> WHAT TO PRODUCE
Restate the records below word for word, and omit the images they hold.

> MATERIAL SHOWN
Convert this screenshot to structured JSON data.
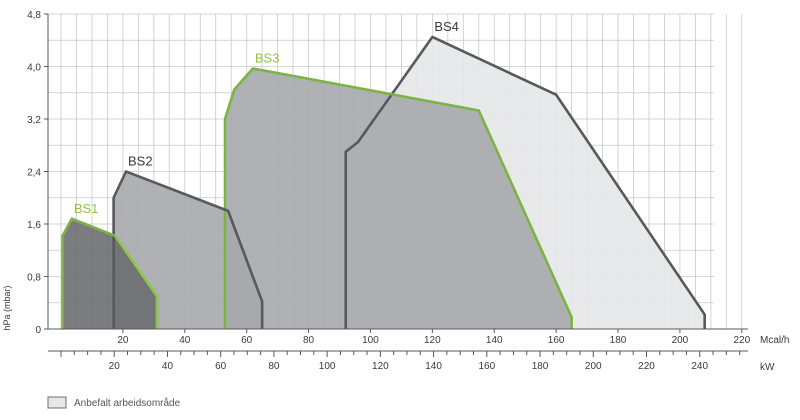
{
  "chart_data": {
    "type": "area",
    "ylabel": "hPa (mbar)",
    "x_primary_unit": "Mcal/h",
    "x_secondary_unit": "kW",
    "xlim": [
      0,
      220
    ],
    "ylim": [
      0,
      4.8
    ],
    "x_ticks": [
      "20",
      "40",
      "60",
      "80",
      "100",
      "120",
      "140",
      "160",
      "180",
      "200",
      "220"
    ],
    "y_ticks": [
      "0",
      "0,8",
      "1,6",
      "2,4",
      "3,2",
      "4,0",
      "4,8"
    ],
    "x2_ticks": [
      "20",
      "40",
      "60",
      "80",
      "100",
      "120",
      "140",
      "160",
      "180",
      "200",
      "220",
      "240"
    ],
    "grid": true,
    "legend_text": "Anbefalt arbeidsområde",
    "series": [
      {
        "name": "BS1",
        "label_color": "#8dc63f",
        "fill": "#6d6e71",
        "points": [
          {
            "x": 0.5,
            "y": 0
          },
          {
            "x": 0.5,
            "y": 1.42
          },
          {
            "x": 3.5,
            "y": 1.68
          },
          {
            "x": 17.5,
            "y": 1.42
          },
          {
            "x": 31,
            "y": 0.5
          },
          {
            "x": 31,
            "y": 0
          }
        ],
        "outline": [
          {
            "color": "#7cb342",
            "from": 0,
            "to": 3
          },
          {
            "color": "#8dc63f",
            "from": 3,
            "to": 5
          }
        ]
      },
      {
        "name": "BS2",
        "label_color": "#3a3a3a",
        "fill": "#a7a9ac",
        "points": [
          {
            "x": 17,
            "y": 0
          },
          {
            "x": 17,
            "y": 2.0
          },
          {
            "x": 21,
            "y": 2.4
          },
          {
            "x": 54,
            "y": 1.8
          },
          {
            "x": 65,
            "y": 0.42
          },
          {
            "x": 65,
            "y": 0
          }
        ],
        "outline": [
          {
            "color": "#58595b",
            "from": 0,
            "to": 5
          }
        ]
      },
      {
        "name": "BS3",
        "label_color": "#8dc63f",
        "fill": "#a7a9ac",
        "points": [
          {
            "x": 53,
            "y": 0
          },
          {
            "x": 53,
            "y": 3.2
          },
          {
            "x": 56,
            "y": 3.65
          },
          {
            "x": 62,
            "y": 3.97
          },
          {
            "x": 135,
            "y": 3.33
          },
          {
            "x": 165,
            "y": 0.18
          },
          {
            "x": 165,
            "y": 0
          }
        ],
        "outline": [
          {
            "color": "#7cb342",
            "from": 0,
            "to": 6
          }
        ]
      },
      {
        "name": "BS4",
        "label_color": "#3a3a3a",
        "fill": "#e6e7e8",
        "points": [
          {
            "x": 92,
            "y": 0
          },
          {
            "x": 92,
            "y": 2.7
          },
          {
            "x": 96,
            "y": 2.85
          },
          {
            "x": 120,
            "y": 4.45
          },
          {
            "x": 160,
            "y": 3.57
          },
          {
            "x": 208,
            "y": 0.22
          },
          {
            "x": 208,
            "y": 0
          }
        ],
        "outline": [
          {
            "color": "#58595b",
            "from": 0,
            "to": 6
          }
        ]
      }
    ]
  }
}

> RESULT OF THE EXERCISE
Convert this screenshot to structured JSON data.
{
  "chart_data": {
    "type": "area",
    "ylabel": "hPa (mbar)",
    "x_primary_unit": "Mcal/h",
    "x_secondary_unit": "kW",
    "xlim": [
      0,
      220
    ],
    "ylim": [
      0,
      4.8
    ],
    "x_ticks": [
      "20",
      "40",
      "60",
      "80",
      "100",
      "120",
      "140",
      "160",
      "180",
      "200",
      "220"
    ],
    "y_ticks": [
      "0",
      "0,8",
      "1,6",
      "2,4",
      "3,2",
      "4,0",
      "4,8"
    ],
    "x2_ticks": [
      "20",
      "40",
      "60",
      "80",
      "100",
      "120",
      "140",
      "160",
      "180",
      "200",
      "220",
      "240"
    ],
    "grid": true,
    "legend_text": "Anbefalt arbeidsområde",
    "series": [
      {
        "name": "BS1",
        "label_color": "#8dc63f",
        "fill": "#6d6e71",
        "points": [
          {
            "x": 0.5,
            "y": 0
          },
          {
            "x": 0.5,
            "y": 1.42
          },
          {
            "x": 3.5,
            "y": 1.68
          },
          {
            "x": 17.5,
            "y": 1.42
          },
          {
            "x": 31,
            "y": 0.5
          },
          {
            "x": 31,
            "y": 0
          }
        ],
        "outline": [
          {
            "color": "#7cb342",
            "from": 0,
            "to": 3
          },
          {
            "color": "#8dc63f",
            "from": 3,
            "to": 5
          }
        ]
      },
      {
        "name": "BS2",
        "label_color": "#3a3a3a",
        "fill": "#a7a9ac",
        "points": [
          {
            "x": 17,
            "y": 0
          },
          {
            "x": 17,
            "y": 2.0
          },
          {
            "x": 21,
            "y": 2.4
          },
          {
            "x": 54,
            "y": 1.8
          },
          {
            "x": 65,
            "y": 0.42
          },
          {
            "x": 65,
            "y": 0
          }
        ],
        "outline": [
          {
            "color": "#58595b",
            "from": 0,
            "to": 5
          }
        ]
      },
      {
        "name": "BS3",
        "label_color": "#8dc63f",
        "fill": "#a7a9ac",
        "points": [
          {
            "x": 53,
            "y": 0
          },
          {
            "x": 53,
            "y": 3.2
          },
          {
            "x": 56,
            "y": 3.65
          },
          {
            "x": 62,
            "y": 3.97
          },
          {
            "x": 135,
            "y": 3.33
          },
          {
            "x": 165,
            "y": 0.18
          },
          {
            "x": 165,
            "y": 0
          }
        ],
        "outline": [
          {
            "color": "#7cb342",
            "from": 0,
            "to": 6
          }
        ]
      },
      {
        "name": "BS4",
        "label_color": "#3a3a3a",
        "fill": "#e6e7e8",
        "points": [
          {
            "x": 92,
            "y": 0
          },
          {
            "x": 92,
            "y": 2.7
          },
          {
            "x": 96,
            "y": 2.85
          },
          {
            "x": 120,
            "y": 4.45
          },
          {
            "x": 160,
            "y": 3.57
          },
          {
            "x": 208,
            "y": 0.22
          },
          {
            "x": 208,
            "y": 0
          }
        ],
        "outline": [
          {
            "color": "#58595b",
            "from": 0,
            "to": 6
          }
        ]
      }
    ]
  }
}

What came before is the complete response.